-- begin Given entries --
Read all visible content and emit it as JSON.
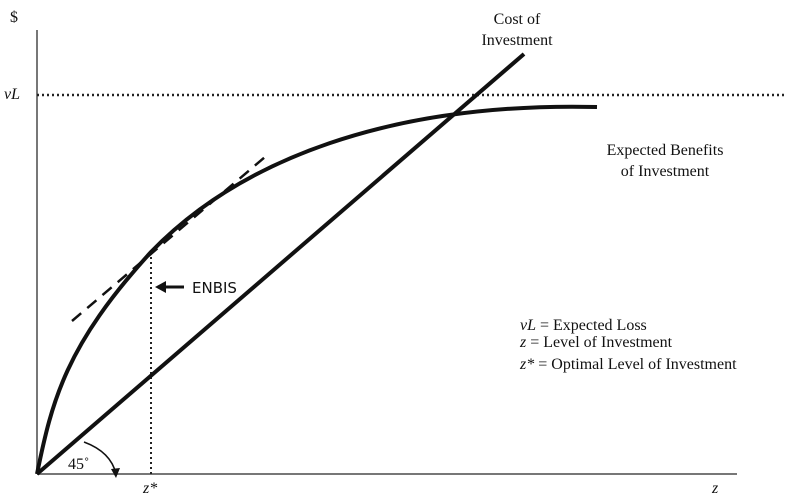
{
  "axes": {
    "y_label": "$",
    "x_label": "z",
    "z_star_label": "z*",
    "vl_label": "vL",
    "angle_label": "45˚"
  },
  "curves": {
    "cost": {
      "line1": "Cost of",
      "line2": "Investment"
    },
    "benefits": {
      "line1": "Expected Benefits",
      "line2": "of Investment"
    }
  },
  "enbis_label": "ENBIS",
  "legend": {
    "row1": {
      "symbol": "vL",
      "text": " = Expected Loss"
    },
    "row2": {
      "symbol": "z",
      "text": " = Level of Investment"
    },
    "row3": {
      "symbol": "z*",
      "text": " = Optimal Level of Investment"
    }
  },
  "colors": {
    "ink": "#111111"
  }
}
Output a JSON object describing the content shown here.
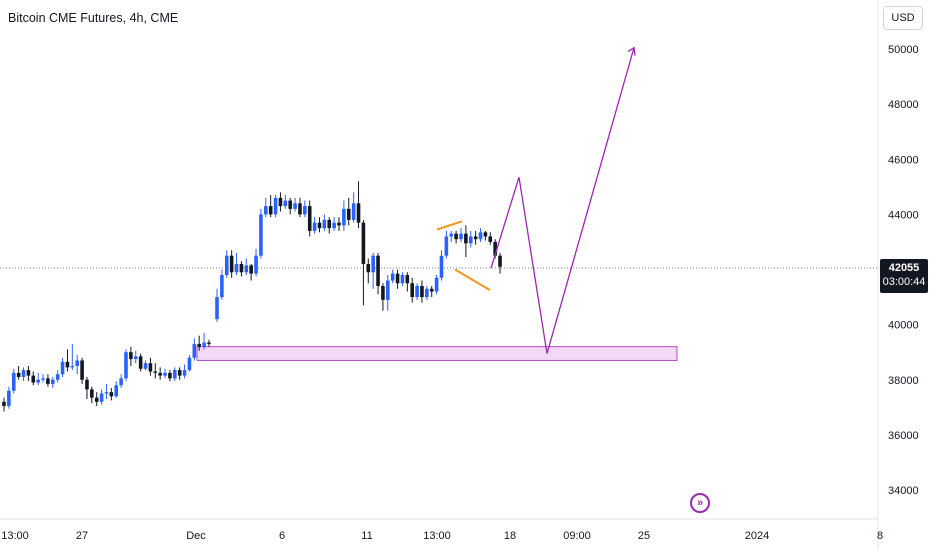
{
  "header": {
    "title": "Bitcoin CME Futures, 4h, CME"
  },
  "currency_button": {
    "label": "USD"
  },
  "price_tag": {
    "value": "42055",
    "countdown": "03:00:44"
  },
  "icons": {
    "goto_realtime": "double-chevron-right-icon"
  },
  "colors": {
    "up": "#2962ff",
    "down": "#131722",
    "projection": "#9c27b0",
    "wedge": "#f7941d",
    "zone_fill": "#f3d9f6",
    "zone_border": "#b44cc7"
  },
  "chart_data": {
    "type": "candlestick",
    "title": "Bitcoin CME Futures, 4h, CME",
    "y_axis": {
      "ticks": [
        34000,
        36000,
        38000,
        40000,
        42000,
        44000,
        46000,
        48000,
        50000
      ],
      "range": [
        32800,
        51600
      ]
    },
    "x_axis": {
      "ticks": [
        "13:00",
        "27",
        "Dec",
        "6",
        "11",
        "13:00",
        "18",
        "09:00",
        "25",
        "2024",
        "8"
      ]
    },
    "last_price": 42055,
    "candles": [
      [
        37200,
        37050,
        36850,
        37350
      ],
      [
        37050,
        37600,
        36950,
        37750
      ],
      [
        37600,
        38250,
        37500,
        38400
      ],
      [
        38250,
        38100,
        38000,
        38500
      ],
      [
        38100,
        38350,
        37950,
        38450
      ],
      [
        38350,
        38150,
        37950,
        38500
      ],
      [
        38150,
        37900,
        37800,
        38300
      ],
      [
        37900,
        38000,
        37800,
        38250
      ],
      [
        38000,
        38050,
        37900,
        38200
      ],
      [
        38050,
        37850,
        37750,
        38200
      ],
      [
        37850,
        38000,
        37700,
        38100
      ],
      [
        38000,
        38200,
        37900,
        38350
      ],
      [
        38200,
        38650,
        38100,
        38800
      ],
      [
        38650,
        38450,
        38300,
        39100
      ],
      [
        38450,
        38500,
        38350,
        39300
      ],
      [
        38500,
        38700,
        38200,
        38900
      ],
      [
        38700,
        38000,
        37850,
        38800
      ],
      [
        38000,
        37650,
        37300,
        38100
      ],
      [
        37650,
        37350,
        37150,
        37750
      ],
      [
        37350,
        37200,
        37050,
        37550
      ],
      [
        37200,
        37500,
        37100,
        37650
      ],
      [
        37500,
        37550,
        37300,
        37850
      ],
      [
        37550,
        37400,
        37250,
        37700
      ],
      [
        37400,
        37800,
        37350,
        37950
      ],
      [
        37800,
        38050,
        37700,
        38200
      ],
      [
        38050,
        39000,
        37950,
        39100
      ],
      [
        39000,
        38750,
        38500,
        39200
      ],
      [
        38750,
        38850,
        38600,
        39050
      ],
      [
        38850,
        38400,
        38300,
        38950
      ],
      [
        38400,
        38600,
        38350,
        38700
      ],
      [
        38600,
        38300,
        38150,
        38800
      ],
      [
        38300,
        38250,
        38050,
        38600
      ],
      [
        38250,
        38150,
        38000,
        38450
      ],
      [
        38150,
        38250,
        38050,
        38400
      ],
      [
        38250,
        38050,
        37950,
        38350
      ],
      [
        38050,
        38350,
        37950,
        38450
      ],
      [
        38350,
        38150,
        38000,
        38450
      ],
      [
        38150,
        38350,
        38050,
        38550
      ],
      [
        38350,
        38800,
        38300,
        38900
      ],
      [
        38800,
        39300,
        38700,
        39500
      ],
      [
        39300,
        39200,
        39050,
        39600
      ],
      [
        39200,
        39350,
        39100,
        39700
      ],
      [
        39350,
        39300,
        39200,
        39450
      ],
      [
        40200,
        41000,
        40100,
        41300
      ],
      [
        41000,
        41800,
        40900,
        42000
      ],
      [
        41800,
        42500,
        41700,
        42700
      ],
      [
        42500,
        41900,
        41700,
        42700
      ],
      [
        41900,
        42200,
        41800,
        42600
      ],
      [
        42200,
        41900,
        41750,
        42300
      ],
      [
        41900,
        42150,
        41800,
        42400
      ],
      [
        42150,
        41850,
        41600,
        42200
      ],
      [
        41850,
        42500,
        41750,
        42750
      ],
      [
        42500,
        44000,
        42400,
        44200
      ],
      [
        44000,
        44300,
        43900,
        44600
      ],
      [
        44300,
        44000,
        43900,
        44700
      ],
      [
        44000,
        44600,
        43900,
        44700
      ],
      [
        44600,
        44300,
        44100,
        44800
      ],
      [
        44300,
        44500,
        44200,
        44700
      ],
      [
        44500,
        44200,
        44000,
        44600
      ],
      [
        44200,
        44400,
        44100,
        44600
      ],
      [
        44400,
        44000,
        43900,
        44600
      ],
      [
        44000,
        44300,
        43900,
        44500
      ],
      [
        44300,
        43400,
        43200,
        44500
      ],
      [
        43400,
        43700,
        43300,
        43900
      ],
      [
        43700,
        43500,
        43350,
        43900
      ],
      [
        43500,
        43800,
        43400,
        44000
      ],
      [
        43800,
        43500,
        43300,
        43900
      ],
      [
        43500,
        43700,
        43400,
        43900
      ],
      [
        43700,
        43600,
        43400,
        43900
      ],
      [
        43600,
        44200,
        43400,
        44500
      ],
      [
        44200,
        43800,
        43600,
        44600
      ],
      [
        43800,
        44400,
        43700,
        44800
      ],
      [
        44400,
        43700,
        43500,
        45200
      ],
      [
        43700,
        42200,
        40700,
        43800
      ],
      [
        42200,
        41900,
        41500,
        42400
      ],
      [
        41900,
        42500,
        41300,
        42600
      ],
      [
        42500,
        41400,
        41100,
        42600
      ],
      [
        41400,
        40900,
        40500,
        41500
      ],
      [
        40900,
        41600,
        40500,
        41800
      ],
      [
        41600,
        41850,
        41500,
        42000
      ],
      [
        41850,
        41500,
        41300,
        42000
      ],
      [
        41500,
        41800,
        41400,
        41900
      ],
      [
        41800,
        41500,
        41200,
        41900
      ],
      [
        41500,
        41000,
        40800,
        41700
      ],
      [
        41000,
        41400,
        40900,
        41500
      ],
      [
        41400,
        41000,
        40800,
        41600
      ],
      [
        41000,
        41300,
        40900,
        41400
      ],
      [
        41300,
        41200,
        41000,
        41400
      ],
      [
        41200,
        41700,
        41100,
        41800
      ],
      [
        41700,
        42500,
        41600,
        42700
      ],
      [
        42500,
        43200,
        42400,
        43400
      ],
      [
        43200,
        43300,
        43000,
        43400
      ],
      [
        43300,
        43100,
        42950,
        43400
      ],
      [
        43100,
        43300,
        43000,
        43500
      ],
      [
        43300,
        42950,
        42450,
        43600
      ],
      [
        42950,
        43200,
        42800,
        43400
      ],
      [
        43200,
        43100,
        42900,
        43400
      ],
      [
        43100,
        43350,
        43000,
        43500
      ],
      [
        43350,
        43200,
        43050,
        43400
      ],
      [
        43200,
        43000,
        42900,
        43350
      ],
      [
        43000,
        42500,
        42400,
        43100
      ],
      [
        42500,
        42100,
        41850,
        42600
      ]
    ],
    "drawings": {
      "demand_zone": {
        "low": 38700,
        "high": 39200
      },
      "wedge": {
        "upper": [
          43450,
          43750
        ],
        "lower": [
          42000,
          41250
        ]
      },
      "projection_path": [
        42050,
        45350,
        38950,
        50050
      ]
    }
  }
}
-- end Given entries --
-- begin Given entries --
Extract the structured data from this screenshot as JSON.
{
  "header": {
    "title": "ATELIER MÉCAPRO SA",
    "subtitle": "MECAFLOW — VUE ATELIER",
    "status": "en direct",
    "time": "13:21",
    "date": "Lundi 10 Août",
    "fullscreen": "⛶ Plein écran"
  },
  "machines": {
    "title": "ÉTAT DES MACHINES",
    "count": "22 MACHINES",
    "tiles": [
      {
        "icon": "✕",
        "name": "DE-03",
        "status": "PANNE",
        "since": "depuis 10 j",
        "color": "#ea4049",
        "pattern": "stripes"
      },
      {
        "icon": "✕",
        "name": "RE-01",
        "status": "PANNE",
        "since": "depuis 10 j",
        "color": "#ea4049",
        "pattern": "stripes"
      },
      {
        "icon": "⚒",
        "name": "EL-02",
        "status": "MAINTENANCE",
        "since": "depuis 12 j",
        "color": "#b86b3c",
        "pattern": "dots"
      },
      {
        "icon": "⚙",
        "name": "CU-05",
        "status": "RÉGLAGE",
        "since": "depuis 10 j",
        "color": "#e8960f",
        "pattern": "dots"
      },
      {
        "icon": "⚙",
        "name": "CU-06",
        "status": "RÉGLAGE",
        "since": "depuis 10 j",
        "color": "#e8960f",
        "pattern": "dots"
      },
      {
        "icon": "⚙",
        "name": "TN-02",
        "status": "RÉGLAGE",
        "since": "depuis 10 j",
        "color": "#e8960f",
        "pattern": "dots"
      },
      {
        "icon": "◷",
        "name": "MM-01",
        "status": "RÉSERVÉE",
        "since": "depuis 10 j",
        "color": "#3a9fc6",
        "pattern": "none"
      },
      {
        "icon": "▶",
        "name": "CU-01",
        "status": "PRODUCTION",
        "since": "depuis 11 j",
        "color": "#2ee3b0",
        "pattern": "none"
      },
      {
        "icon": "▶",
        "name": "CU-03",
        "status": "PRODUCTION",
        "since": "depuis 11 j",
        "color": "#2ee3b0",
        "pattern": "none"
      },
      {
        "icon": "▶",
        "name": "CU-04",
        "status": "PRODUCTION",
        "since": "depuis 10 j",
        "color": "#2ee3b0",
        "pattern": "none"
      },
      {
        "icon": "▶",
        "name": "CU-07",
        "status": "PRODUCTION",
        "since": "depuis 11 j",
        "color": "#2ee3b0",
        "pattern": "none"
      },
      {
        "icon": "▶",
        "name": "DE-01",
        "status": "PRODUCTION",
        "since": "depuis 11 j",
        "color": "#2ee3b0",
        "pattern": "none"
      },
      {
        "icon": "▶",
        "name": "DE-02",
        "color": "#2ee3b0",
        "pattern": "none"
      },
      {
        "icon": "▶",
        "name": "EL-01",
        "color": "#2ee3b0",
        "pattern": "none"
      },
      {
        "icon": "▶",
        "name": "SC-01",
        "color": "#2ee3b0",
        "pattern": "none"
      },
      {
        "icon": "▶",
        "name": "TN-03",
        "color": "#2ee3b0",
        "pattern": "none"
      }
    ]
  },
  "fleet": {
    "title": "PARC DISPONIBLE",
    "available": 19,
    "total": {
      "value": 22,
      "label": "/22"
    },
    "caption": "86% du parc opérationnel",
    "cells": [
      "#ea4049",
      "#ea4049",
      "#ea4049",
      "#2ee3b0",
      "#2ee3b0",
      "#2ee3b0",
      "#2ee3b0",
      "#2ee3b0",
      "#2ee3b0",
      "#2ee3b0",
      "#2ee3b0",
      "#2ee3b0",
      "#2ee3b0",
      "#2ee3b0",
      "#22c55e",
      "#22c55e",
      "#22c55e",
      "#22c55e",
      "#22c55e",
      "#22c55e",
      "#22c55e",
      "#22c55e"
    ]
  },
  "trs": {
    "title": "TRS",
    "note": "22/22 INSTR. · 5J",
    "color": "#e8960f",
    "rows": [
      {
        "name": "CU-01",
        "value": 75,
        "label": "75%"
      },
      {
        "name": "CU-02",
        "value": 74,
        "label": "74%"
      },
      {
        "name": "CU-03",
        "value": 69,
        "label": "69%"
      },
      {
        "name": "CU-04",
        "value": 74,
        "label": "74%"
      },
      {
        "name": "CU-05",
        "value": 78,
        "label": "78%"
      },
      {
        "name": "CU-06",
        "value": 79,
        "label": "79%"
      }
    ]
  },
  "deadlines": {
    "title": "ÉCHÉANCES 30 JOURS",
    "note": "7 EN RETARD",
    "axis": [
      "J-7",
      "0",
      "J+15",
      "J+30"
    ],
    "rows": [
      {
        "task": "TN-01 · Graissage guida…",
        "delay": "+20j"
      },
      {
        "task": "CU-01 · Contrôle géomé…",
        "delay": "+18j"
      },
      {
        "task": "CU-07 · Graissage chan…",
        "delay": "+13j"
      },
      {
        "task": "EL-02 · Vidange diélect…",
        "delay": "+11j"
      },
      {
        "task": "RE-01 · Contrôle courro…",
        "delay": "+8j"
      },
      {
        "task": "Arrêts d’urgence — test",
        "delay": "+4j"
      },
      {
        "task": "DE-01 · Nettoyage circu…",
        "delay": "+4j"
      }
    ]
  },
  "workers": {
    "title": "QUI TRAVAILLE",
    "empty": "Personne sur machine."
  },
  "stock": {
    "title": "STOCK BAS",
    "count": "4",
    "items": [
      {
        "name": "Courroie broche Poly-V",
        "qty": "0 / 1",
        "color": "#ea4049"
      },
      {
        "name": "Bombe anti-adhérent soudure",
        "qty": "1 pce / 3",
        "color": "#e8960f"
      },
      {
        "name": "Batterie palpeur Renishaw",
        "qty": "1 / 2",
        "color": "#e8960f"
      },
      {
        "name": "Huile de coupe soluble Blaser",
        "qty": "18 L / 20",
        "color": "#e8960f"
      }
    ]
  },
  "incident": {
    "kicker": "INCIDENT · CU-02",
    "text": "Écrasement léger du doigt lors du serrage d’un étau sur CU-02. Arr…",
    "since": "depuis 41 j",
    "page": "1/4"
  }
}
-- end Given entries --
_Your instructions_: From the entries above, select each line containing the string "JSON".

_Task answer_:
Read all visible content and emit it as JSON.
Output a JSON object describing the content shown here.
Extract the structured data from this screenshot as JSON.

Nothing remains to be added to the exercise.